**EXERCISE BRIEF**
Pull every line containing "sans" from the entries.
>> start
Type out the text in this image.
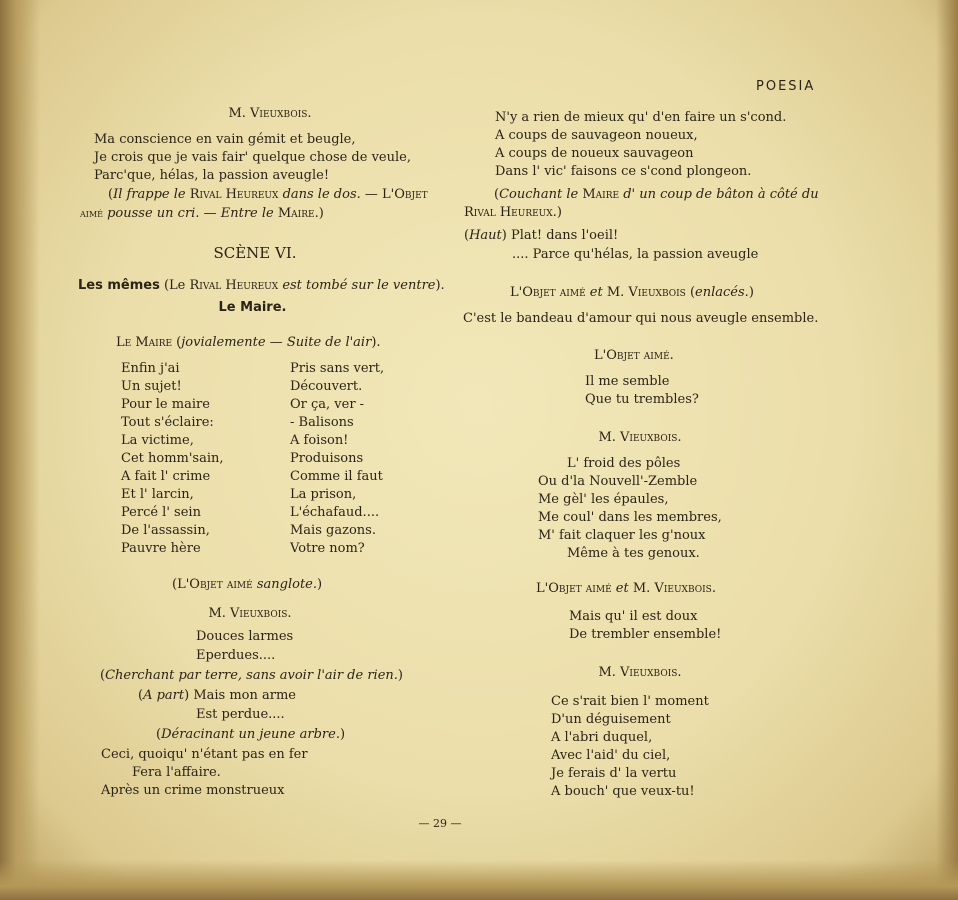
POESIA
M. Vieuxbois.
Ma conscience en vain gémit et beugle,
Je crois que je vais fair' quelque chose de veule,
Parc'que, hélas, la passion aveugle!
(Il frappe le Rival Heureux dans le dos. — L'Objet
aimé pousse un cri. — Entre le Maire.)
SCÈNE VI.
Les mêmes (Le Rival Heureux est tombé sur le ventre).
Le Maire.
Le Maire (jovialemente — Suite de l'air).
Enfin j'ai
Un sujet!
Pour le maire
Tout s'éclaire:
La victime,
Cet homm'sain,
A fait l' crime
Et l' larcin,
Percé l' sein
De l'assassin,
Pauvre hère
Pris sans vert,
Découvert.
Or ça, ver -
- Balisons
A foison!
Produisons
Comme il faut
La prison,
L'échafaud....
Mais gazons.
Votre nom?
(L'Objet aimé sanglote.)
M. Vieuxbois.
Douces larmes
Eperdues....
(Cherchant par terre, sans avoir l'air de rien.)
(A part) Mais mon arme
Est perdue....
(Déracinant un jeune arbre.)
Ceci, quoiqu' n'étant pas en fer
Fera l'affaire.
Après un crime monstrueux
N'y a rien de mieux qu' d'en faire un s'cond.
A coups de sauvageon noueux,
A coups de noueux sauvageon
Dans l' vic' faisons ce s'cond plongeon.
(Couchant le Maire d' un coup de bâton à côté du
Rival Heureux.)
(Haut) Plat! dans l'oeil!
.... Parce qu'hélas, la passion aveugle
L'Objet aimé et M. Vieuxbois (enlacés.)
C'est le bandeau d'amour qui nous aveugle ensemble.
L'Objet aimé.
Il me semble
Que tu trembles?
M. Vieuxbois.
L' froid des pôles
Ou d'la Nouvell'-Zemble
Me gèl' les épaules,
Me coul' dans les membres,
M' fait claquer les g'noux
Même à tes genoux.
L'Objet aimé et M. Vieuxbois.
Mais qu' il est doux
De trembler ensemble!
M. Vieuxbois.
Ce s'rait bien l' moment
D'un déguisement
A l'abri duquel,
Avec l'aid' du ciel,
Je ferais d' la vertu
A bouch' que veux-tu!
— 29 —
>> end
**SOLUTION TO THE EXERCISE**
Pris sans vert,
(Cherchant par terre, sans avoir l'air de rien.)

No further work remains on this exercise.